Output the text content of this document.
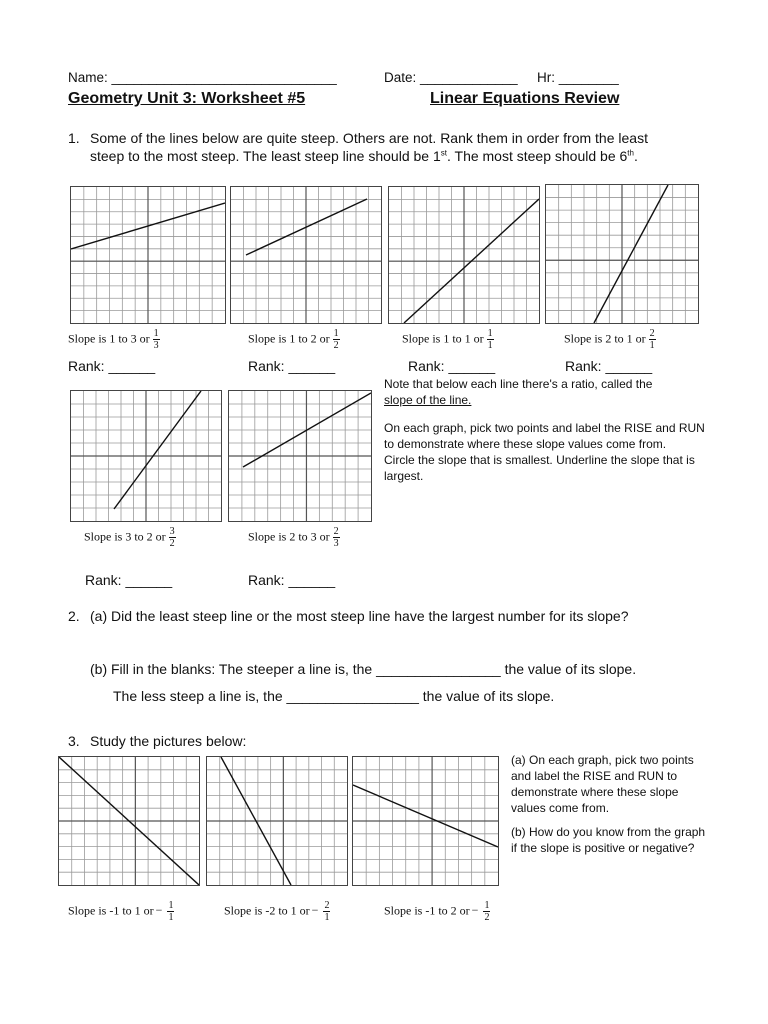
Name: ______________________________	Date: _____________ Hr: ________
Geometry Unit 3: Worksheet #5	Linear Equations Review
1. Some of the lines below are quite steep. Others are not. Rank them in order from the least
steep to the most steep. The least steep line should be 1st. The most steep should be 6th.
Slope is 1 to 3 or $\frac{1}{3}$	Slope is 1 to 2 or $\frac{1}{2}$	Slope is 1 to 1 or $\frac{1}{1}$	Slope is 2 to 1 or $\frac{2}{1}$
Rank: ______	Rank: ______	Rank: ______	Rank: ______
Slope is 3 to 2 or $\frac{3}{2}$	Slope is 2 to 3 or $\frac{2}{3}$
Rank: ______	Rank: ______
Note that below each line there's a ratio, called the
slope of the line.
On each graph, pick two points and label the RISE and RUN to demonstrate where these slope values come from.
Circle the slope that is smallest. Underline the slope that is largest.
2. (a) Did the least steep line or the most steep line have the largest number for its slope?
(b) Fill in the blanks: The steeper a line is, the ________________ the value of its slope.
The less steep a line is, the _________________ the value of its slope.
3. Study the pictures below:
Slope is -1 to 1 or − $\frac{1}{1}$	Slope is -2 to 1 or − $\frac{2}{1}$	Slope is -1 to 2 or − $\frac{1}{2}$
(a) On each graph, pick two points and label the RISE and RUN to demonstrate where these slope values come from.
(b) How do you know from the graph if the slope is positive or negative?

* * *

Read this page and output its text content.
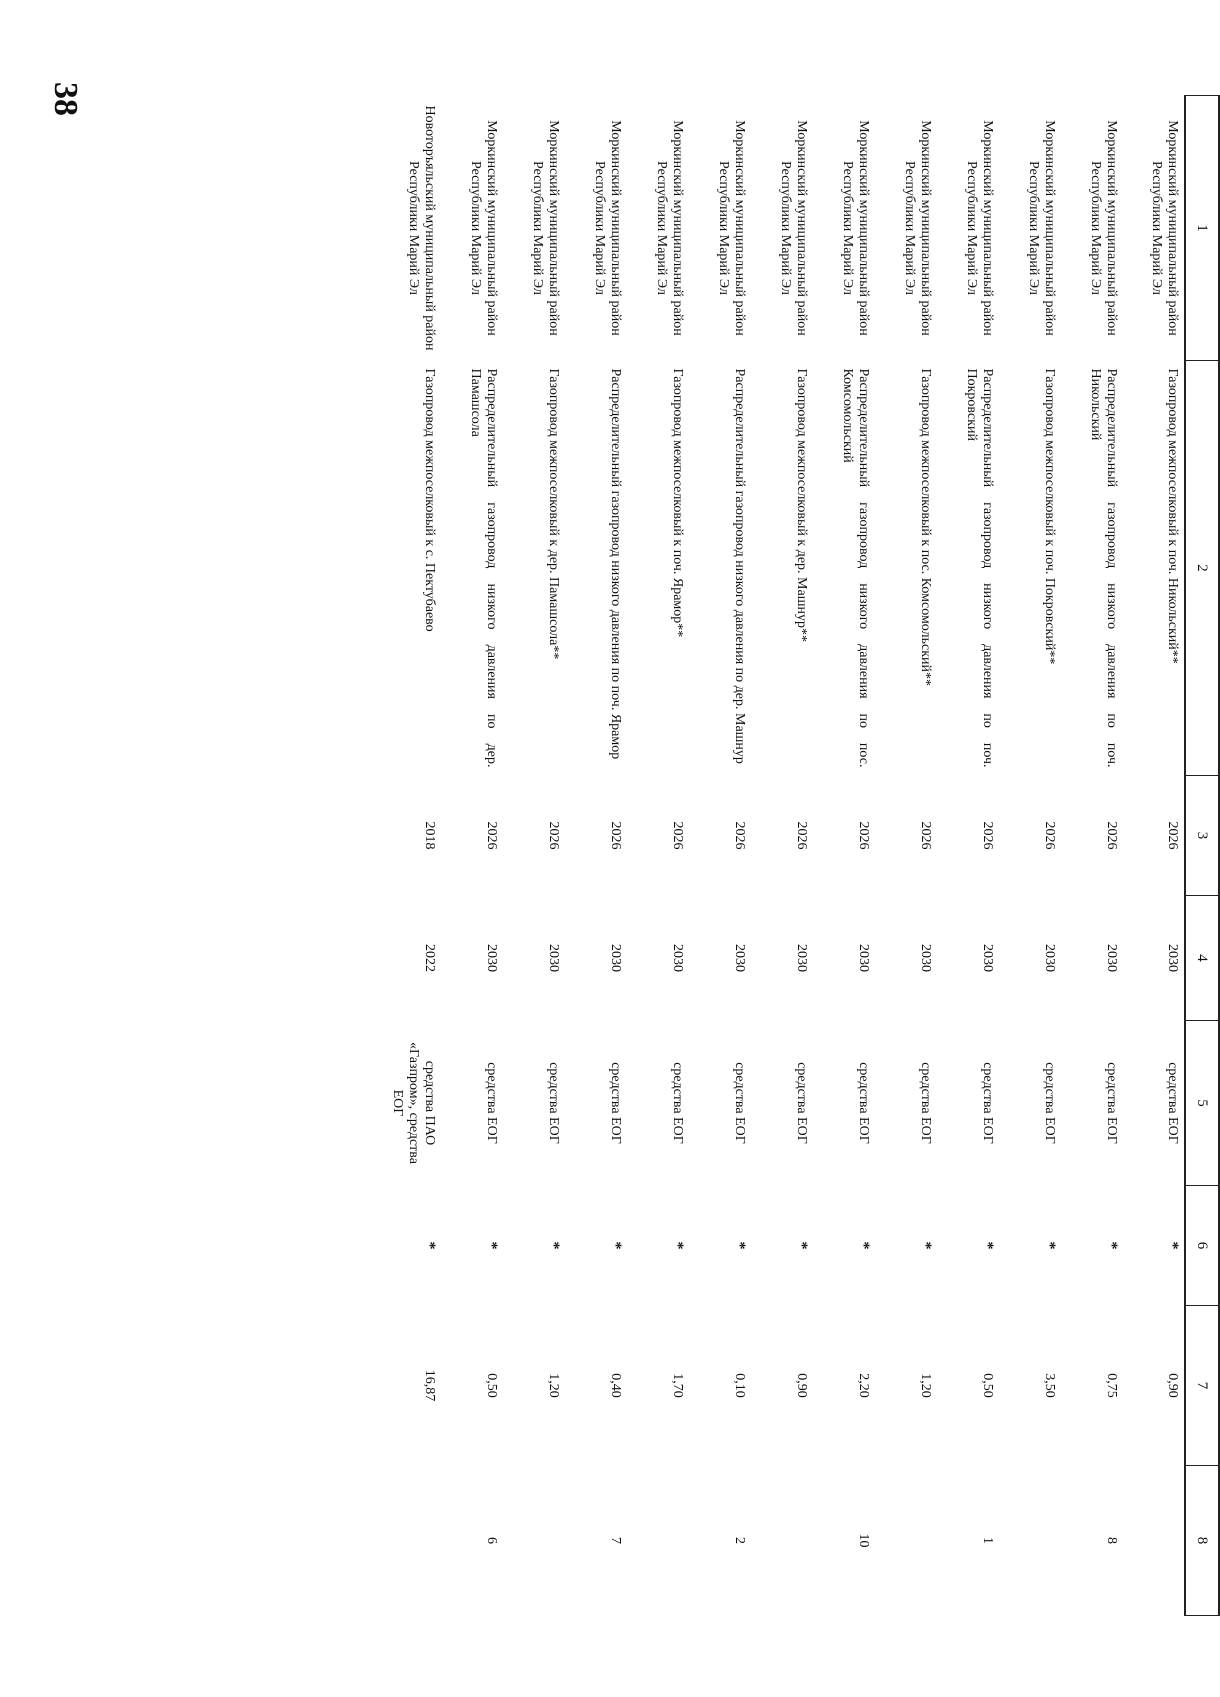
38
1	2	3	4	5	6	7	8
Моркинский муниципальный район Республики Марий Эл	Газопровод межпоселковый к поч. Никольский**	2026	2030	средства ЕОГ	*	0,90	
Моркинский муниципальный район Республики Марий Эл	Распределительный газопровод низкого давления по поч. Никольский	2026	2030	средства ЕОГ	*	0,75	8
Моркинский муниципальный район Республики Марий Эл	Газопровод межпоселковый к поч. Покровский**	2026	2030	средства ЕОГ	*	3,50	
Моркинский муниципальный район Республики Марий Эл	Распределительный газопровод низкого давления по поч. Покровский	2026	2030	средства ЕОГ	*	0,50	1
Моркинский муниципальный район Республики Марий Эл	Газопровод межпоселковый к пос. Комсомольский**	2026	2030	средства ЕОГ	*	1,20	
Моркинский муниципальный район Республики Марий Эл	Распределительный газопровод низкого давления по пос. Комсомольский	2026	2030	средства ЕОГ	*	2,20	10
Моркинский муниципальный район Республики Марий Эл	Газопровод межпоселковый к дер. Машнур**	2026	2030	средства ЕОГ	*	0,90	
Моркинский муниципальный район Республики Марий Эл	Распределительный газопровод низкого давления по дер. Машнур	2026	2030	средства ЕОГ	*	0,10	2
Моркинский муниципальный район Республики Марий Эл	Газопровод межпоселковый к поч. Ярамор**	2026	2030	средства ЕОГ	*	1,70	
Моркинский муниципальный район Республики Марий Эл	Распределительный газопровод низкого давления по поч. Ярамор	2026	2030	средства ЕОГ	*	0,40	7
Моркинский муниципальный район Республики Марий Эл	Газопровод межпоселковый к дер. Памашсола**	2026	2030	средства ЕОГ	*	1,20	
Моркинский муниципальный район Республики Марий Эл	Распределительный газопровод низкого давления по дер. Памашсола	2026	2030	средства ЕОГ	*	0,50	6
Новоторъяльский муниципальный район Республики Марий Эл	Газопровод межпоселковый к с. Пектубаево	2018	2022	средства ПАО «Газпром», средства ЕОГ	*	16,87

# What is being asked:
Across the preceding material, how many lines contain the word "that"? State the number alone.

# Expected answer:
2